STATED GOAL:
Output the records exactly as they appear, with no pictures included.

RECORD EXCERPTS:
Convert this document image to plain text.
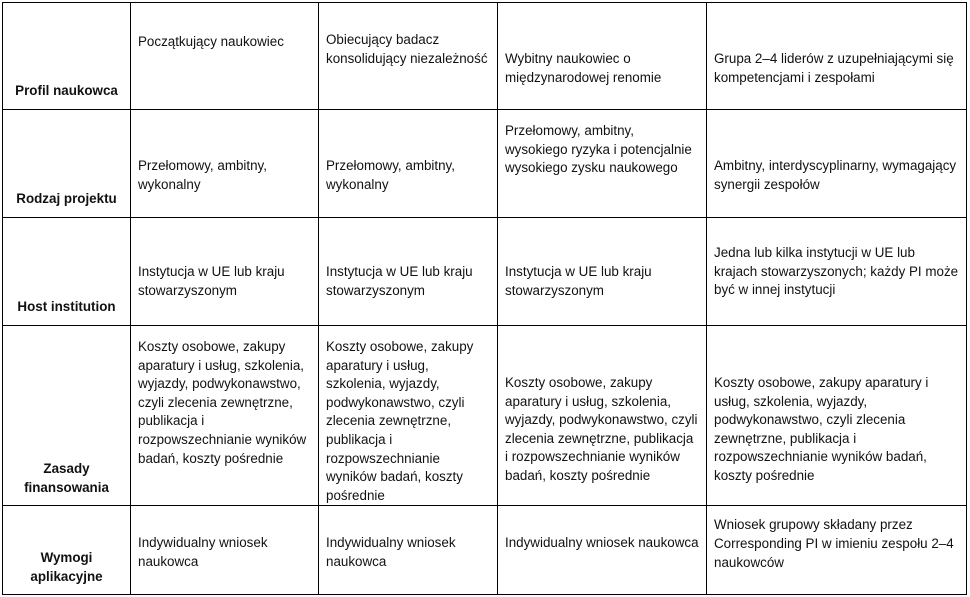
Profil naukowca	Początkujący naukowiec	Obiecujący badacz konsolidujący niezależność	Wybitny naukowiec o międzynarodowej renomie	Grupa 2–4 liderów z uzupełniającymi się kompetencjami i zespołami
Rodzaj projektu	Przełomowy, ambitny, wykonalny	Przełomowy, ambitny, wykonalny	Przełomowy, ambitny, wysokiego ryzyka i potencjalnie wysokiego zysku naukowego	Ambitny, interdyscyplinarny, wymagający synergii zespołów
Host institution	Instytucja w UE lub kraju stowarzyszonym	Instytucja w UE lub kraju stowarzyszonym	Instytucja w UE lub kraju stowarzyszonym	Jedna lub kilka instytucji w UE lub krajach stowarzyszonych; każdy PI może być w innej instytucji
Zasady finansowania	Koszty osobowe, zakupy aparatury i usług, szkolenia, wyjazdy, podwykonawstwo, czyli zlecenia zewnętrzne, publikacja i rozpowszechnianie wyników badań, koszty pośrednie	Koszty osobowe, zakupy aparatury i usług, szkolenia, wyjazdy, podwykonawstwo, czyli zlecenia zewnętrzne, publikacja i rozpowszechnianie wyników badań, koszty pośrednie	Koszty osobowe, zakupy aparatury i usług, szkolenia, wyjazdy, podwykonawstwo, czyli zlecenia zewnętrzne, publikacja i rozpowszechnianie wyników badań, koszty pośrednie	Koszty osobowe, zakupy aparatury i usług, szkolenia, wyjazdy, podwykonawstwo, czyli zlecenia zewnętrzne, publikacja i rozpowszechnianie wyników badań, koszty pośrednie
Wymogi aplikacyjne	Indywidualny wniosek naukowca	Indywidualny wniosek naukowca	Indywidualny wniosek naukowca	Wniosek grupowy składany przez Corresponding PI w imieniu zespołu 2–4 naukowców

ANSWER TO THIS PROBLEM:
Convert this document image to plain text.
Profil naukowca	Początkujący naukowiec	Obiecujący badacz konsolidujący niezależność	Wybitny naukowiec o międzynarodowej renomie	Grupa 2–4 liderów z uzupełniającymi się kompetencjami i zespołami
Rodzaj projektu	Przełomowy, ambitny, wykonalny	Przełomowy, ambitny, wykonalny	Przełomowy, ambitny, wysokiego ryzyka i potencjalnie wysokiego zysku naukowego	Ambitny, interdyscyplinarny, wymagający synergii zespołów
Host institution	Instytucja w UE lub kraju stowarzyszonym	Instytucja w UE lub kraju stowarzyszonym	Instytucja w UE lub kraju stowarzyszonym	Jedna lub kilka instytucji w UE lub krajach stowarzyszonych; każdy PI może być w innej instytucji
Zasady finansowania	Koszty osobowe, zakupy aparatury i usług, szkolenia, wyjazdy, podwykonawstwo, czyli zlecenia zewnętrzne, publikacja i rozpowszechnianie wyników badań, koszty pośrednie	Koszty osobowe, zakupy aparatury i usług, szkolenia, wyjazdy, podwykonawstwo, czyli zlecenia zewnętrzne, publikacja i rozpowszechnianie wyników badań, koszty pośrednie	Koszty osobowe, zakupy aparatury i usług, szkolenia, wyjazdy, podwykonawstwo, czyli zlecenia zewnętrzne, publikacja i rozpowszechnianie wyników badań, koszty pośrednie	Koszty osobowe, zakupy aparatury i usług, szkolenia, wyjazdy, podwykonawstwo, czyli zlecenia zewnętrzne, publikacja i rozpowszechnianie wyników badań, koszty pośrednie
Wymogi aplikacyjne	Indywidualny wniosek naukowca	Indywidualny wniosek naukowca	Indywidualny wniosek naukowca	Wniosek grupowy składany przez Corresponding PI w imieniu zespołu 2–4 naukowców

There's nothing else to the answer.